— start —

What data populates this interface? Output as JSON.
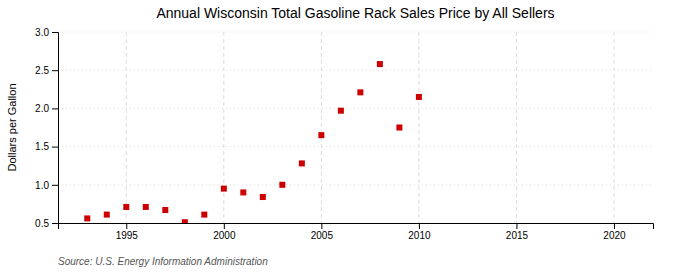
{
  "chart_data": {
    "type": "scatter",
    "title": "Annual Wisconsin Total Gasoline Rack Sales Price by All Sellers",
    "y_label": "Dollars per Gallon",
    "annotation": "Source: U.S. Energy Information Administration",
    "x": [
      1993,
      1994,
      1995,
      1996,
      1997,
      1998,
      1999,
      2000,
      2001,
      2002,
      2003,
      2004,
      2005,
      2006,
      2007,
      2008,
      2009,
      2010
    ],
    "values": [
      0.56,
      0.61,
      0.71,
      0.71,
      0.67,
      0.51,
      0.61,
      0.95,
      0.9,
      0.84,
      1.0,
      1.28,
      1.65,
      1.97,
      2.21,
      2.58,
      1.75,
      2.15
    ],
    "color": "#cc0000",
    "marker": "square",
    "xlim": [
      1991.5,
      2022
    ],
    "ylim": [
      0.5,
      3.0
    ],
    "xticks": [
      1995,
      2000,
      2005,
      2010,
      2015,
      2020
    ],
    "yticks": [
      0.5,
      {
        "value": 1.0,
        "label": "1.0"
      },
      1.5,
      {
        "value": 2.0,
        "label": "2.0"
      },
      2.5,
      {
        "value": 3.0,
        "label": "3.0"
      }
    ],
    "grid": true
  }
}
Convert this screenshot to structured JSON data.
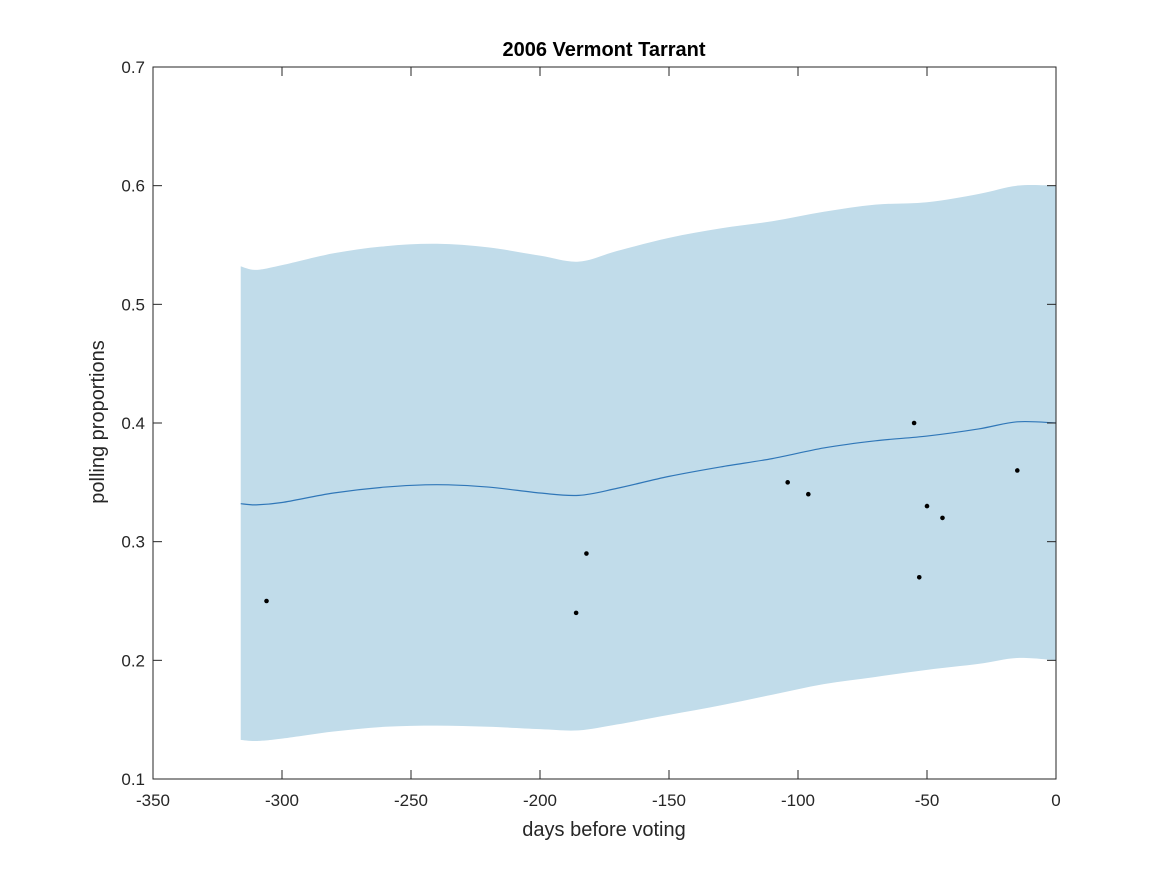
{
  "chart_data": {
    "type": "line",
    "title": "2006 Vermont Tarrant",
    "xlabel": "days before voting",
    "ylabel": "polling proportions",
    "xlim": [
      -350,
      0
    ],
    "ylim": [
      0.1,
      0.7
    ],
    "xticks": [
      -350,
      -300,
      -250,
      -200,
      -150,
      -100,
      -50,
      0
    ],
    "yticks": [
      0.1,
      0.2,
      0.3,
      0.4,
      0.5,
      0.6,
      0.7
    ],
    "grid": false,
    "colors": {
      "band": "#c1dcea",
      "mean": "#3077b8",
      "points": "#000000",
      "axes": "#262626"
    },
    "series": [
      {
        "type": "band",
        "x": [
          -316,
          -310,
          -300,
          -280,
          -260,
          -240,
          -220,
          -200,
          -185,
          -170,
          -150,
          -130,
          -110,
          -90,
          -70,
          -50,
          -30,
          -15,
          0
        ],
        "upper": [
          0.532,
          0.529,
          0.533,
          0.543,
          0.549,
          0.551,
          0.548,
          0.541,
          0.536,
          0.545,
          0.556,
          0.564,
          0.57,
          0.578,
          0.584,
          0.586,
          0.593,
          0.6,
          0.6
        ],
        "lower": [
          0.133,
          0.132,
          0.134,
          0.14,
          0.144,
          0.145,
          0.144,
          0.142,
          0.141,
          0.146,
          0.154,
          0.162,
          0.171,
          0.18,
          0.186,
          0.192,
          0.197,
          0.202,
          0.2
        ]
      },
      {
        "type": "line",
        "x": [
          -316,
          -310,
          -300,
          -280,
          -260,
          -240,
          -220,
          -200,
          -185,
          -170,
          -150,
          -130,
          -110,
          -90,
          -70,
          -50,
          -30,
          -15,
          0
        ],
        "y": [
          0.332,
          0.331,
          0.333,
          0.341,
          0.346,
          0.348,
          0.346,
          0.341,
          0.339,
          0.345,
          0.355,
          0.363,
          0.37,
          0.379,
          0.385,
          0.389,
          0.395,
          0.401,
          0.4
        ]
      },
      {
        "type": "scatter",
        "x": [
          -306,
          -186,
          -182,
          -104,
          -96,
          -55,
          -53,
          -50,
          -44,
          -15
        ],
        "y": [
          0.25,
          0.24,
          0.29,
          0.35,
          0.34,
          0.4,
          0.27,
          0.33,
          0.32,
          0.36
        ]
      }
    ]
  }
}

— end —

Reproduce the data word for word, excluding its pictures.

What data populates this interface? Output as JSON.
{
  "chart_data": {
    "type": "scatter",
    "title": "Annual Wisconsin Total Gasoline Rack Sales Price by All Sellers",
    "y_label": "Dollars per Gallon",
    "annotation": "Source: U.S. Energy Information Administration",
    "x": [
      1993,
      1994,
      1995,
      1996,
      1997,
      1998,
      1999,
      2000,
      2001,
      2002,
      2003,
      2004,
      2005,
      2006,
      2007,
      2008,
      2009,
      2010
    ],
    "values": [
      0.56,
      0.61,
      0.71,
      0.71,
      0.67,
      0.51,
      0.61,
      0.95,
      0.9,
      0.84,
      1.0,
      1.28,
      1.65,
      1.97,
      2.21,
      2.58,
      1.75,
      2.15
    ],
    "color": "#cc0000",
    "marker": "square",
    "xlim": [
      1991.5,
      2022
    ],
    "ylim": [
      0.5,
      3.0
    ],
    "xticks": [
      1995,
      2000,
      2005,
      2010,
      2015,
      2020
    ],
    "yticks": [
      0.5,
      {
        "value": 1.0,
        "label": "1.0"
      },
      1.5,
      {
        "value": 2.0,
        "label": "2.0"
      },
      2.5,
      {
        "value": 3.0,
        "label": "3.0"
      }
    ],
    "grid": true
  }
}
Convert this screenshot to structured JSON data.
{
  "chart_data": {
    "type": "line",
    "title": "2006 Vermont Tarrant",
    "xlabel": "days before voting",
    "ylabel": "polling proportions",
    "xlim": [
      -350,
      0
    ],
    "ylim": [
      0.1,
      0.7
    ],
    "xticks": [
      -350,
      -300,
      -250,
      -200,
      -150,
      -100,
      -50,
      0
    ],
    "yticks": [
      0.1,
      0.2,
      0.3,
      0.4,
      0.5,
      0.6,
      0.7
    ],
    "grid": false,
    "colors": {
      "band": "#c1dcea",
      "mean": "#3077b8",
      "points": "#000000",
      "axes": "#262626"
    },
    "series": [
      {
        "type": "band",
        "x": [
          -316,
          -310,
          -300,
          -280,
          -260,
          -240,
          -220,
          -200,
          -185,
          -170,
          -150,
          -130,
          -110,
          -90,
          -70,
          -50,
          -30,
          -15,
          0
        ],
        "upper": [
          0.532,
          0.529,
          0.533,
          0.543,
          0.549,
          0.551,
          0.548,
          0.541,
          0.536,
          0.545,
          0.556,
          0.564,
          0.57,
          0.578,
          0.584,
          0.586,
          0.593,
          0.6,
          0.6
        ],
        "lower": [
          0.133,
          0.132,
          0.134,
          0.14,
          0.144,
          0.145,
          0.144,
          0.142,
          0.141,
          0.146,
          0.154,
          0.162,
          0.171,
          0.18,
          0.186,
          0.192,
          0.197,
          0.202,
          0.2
        ]
      },
      {
        "type": "line",
        "x": [
          -316,
          -310,
          -300,
          -280,
          -260,
          -240,
          -220,
          -200,
          -185,
          -170,
          -150,
          -130,
          -110,
          -90,
          -70,
          -50,
          -30,
          -15,
          0
        ],
        "y": [
          0.332,
          0.331,
          0.333,
          0.341,
          0.346,
          0.348,
          0.346,
          0.341,
          0.339,
          0.345,
          0.355,
          0.363,
          0.37,
          0.379,
          0.385,
          0.389,
          0.395,
          0.401,
          0.4
        ]
      },
      {
        "type": "scatter",
        "x": [
          -306,
          -186,
          -182,
          -104,
          -96,
          -55,
          -53,
          -50,
          -44,
          -15
        ],
        "y": [
          0.25,
          0.24,
          0.29,
          0.35,
          0.34,
          0.4,
          0.27,
          0.33,
          0.32,
          0.36
        ]
      }
    ]
  }
}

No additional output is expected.